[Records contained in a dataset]
□ □ □

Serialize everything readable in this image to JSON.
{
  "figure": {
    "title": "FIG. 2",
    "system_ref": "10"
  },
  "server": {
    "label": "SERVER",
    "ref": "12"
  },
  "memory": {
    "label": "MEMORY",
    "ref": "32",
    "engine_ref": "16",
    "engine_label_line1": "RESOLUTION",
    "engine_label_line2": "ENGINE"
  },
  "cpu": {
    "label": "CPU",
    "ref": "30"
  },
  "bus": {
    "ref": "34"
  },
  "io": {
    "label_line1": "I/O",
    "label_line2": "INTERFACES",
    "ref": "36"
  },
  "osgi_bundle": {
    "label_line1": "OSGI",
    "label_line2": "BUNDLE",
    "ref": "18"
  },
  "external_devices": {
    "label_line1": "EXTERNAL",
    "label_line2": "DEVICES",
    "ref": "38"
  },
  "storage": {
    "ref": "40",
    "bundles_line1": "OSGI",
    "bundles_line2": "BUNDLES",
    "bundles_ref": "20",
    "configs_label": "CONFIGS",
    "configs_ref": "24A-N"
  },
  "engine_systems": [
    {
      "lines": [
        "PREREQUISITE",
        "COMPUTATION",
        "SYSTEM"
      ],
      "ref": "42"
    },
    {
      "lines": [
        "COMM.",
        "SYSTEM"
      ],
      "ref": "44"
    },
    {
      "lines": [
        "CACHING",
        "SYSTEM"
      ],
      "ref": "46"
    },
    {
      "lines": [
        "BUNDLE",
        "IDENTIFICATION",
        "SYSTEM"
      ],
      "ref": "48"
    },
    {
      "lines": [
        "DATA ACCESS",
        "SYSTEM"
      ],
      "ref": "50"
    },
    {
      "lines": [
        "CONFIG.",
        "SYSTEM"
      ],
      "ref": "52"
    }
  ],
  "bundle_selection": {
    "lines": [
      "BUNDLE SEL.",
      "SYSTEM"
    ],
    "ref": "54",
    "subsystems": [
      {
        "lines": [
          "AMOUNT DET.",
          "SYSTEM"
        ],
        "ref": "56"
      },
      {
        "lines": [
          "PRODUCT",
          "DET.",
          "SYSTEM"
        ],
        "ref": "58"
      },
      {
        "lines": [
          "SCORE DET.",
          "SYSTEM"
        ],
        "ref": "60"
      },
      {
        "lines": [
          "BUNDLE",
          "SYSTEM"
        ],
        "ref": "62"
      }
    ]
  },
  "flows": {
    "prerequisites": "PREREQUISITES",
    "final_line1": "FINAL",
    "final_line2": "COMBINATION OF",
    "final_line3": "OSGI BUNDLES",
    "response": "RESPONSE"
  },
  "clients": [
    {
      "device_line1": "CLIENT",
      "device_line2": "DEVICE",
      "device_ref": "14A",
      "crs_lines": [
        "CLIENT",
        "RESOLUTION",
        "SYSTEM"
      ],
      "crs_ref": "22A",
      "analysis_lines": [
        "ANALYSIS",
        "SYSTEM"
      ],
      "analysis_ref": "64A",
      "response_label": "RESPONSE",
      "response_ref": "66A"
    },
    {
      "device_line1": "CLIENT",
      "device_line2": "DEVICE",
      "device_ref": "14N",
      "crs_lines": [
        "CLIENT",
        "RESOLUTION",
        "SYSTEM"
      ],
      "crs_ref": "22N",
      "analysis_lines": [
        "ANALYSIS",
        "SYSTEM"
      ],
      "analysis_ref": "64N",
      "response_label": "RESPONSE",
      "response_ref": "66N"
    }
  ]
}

□ □ □

• **Objective**:
Copy all of the data. Keep every word exactly as it is.

• **Task solution**:
Serialize everything readable in this image to JSON.
{
  "figure": {
    "title": "FIG. 2",
    "system_ref": "10"
  },
  "server": {
    "label": "SERVER",
    "ref": "12"
  },
  "memory": {
    "label": "MEMORY",
    "ref": "32",
    "engine_ref": "16",
    "engine_label_line1": "RESOLUTION",
    "engine_label_line2": "ENGINE"
  },
  "cpu": {
    "label": "CPU",
    "ref": "30"
  },
  "bus": {
    "ref": "34"
  },
  "io": {
    "label_line1": "I/O",
    "label_line2": "INTERFACES",
    "ref": "36"
  },
  "osgi_bundle": {
    "label_line1": "OSGI",
    "label_line2": "BUNDLE",
    "ref": "18"
  },
  "external_devices": {
    "label_line1": "EXTERNAL",
    "label_line2": "DEVICES",
    "ref": "38"
  },
  "storage": {
    "ref": "40",
    "bundles_line1": "OSGI",
    "bundles_line2": "BUNDLES",
    "bundles_ref": "20",
    "configs_label": "CONFIGS",
    "configs_ref": "24A-N"
  },
  "engine_systems": [
    {
      "lines": [
        "PREREQUISITE",
        "COMPUTATION",
        "SYSTEM"
      ],
      "ref": "42"
    },
    {
      "lines": [
        "COMM.",
        "SYSTEM"
      ],
      "ref": "44"
    },
    {
      "lines": [
        "CACHING",
        "SYSTEM"
      ],
      "ref": "46"
    },
    {
      "lines": [
        "BUNDLE",
        "IDENTIFICATION",
        "SYSTEM"
      ],
      "ref": "48"
    },
    {
      "lines": [
        "DATA ACCESS",
        "SYSTEM"
      ],
      "ref": "50"
    },
    {
      "lines": [
        "CONFIG.",
        "SYSTEM"
      ],
      "ref": "52"
    }
  ],
  "bundle_selection": {
    "lines": [
      "BUNDLE SEL.",
      "SYSTEM"
    ],
    "ref": "54",
    "subsystems": [
      {
        "lines": [
          "AMOUNT DET.",
          "SYSTEM"
        ],
        "ref": "56"
      },
      {
        "lines": [
          "PRODUCT",
          "DET.",
          "SYSTEM"
        ],
        "ref": "58"
      },
      {
        "lines": [
          "SCORE DET.",
          "SYSTEM"
        ],
        "ref": "60"
      },
      {
        "lines": [
          "BUNDLE",
          "SYSTEM"
        ],
        "ref": "62"
      }
    ]
  },
  "flows": {
    "prerequisites": "PREREQUISITES",
    "final_line1": "FINAL",
    "final_line2": "COMBINATION OF",
    "final_line3": "OSGI BUNDLES",
    "response": "RESPONSE"
  },
  "clients": [
    {
      "device_line1": "CLIENT",
      "device_line2": "DEVICE",
      "device_ref": "14A",
      "crs_lines": [
        "CLIENT",
        "RESOLUTION",
        "SYSTEM"
      ],
      "crs_ref": "22A",
      "analysis_lines": [
        "ANALYSIS",
        "SYSTEM"
      ],
      "analysis_ref": "64A",
      "response_label": "RESPONSE",
      "response_ref": "66A"
    },
    {
      "device_line1": "CLIENT",
      "device_line2": "DEVICE",
      "device_ref": "14N",
      "crs_lines": [
        "CLIENT",
        "RESOLUTION",
        "SYSTEM"
      ],
      "crs_ref": "22N",
      "analysis_lines": [
        "ANALYSIS",
        "SYSTEM"
      ],
      "analysis_ref": "64N",
      "response_label": "RESPONSE",
      "response_ref": "66N"
    }
  ]
}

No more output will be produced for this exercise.